What to work on:
Return the lines below that carry the word "reach".

Data listing:
_____

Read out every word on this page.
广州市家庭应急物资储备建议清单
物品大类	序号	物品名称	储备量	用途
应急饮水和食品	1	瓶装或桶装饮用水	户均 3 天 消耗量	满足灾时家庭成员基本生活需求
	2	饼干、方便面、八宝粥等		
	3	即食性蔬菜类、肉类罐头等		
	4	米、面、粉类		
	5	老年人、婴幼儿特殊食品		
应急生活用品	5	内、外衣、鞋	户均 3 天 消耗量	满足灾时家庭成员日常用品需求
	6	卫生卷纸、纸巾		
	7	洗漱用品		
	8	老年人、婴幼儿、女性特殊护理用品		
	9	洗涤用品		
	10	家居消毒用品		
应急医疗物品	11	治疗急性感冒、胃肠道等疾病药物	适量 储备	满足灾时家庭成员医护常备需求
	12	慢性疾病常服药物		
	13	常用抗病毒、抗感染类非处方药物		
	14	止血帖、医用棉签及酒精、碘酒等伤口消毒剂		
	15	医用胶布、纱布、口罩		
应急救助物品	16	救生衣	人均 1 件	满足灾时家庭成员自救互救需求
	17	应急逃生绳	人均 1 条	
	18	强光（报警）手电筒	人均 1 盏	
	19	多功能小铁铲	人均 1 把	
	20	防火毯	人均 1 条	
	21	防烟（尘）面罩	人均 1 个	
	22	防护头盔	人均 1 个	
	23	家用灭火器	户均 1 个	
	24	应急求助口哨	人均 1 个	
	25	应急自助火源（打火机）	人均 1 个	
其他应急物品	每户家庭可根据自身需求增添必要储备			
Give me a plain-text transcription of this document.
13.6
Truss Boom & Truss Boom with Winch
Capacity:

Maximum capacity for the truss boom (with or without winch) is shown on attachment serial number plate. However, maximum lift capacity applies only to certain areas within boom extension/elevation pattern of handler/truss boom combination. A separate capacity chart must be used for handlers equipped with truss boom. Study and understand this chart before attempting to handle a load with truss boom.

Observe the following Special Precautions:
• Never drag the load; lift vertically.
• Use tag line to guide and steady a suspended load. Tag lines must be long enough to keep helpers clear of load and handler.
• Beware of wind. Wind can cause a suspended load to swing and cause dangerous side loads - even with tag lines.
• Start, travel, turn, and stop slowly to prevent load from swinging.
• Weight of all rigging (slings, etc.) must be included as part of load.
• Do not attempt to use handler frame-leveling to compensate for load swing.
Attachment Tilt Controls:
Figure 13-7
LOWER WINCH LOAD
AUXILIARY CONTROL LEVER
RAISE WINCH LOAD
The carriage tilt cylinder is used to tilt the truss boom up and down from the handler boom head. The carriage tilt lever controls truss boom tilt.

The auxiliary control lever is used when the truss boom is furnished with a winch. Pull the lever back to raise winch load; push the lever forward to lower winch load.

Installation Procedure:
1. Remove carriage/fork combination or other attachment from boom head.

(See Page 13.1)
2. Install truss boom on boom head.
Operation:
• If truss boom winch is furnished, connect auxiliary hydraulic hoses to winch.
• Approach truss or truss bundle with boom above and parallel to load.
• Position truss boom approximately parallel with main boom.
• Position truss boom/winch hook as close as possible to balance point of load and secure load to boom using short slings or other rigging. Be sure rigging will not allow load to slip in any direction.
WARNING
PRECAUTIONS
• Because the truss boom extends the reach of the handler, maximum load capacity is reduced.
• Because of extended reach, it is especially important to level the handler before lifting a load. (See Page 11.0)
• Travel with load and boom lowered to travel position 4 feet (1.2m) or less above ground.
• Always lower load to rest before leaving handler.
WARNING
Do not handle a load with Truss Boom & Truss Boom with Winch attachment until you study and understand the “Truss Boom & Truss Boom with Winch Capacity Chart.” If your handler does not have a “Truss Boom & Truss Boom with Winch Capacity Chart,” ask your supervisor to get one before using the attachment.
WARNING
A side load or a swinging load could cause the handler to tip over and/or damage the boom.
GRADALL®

_____

Solution:
• Because the truss boom extends the reach of the handler, maximum load capacity is reduced.
• Because of extended reach, it is especially important to level the handler before lifting a load. (See Page 11.0)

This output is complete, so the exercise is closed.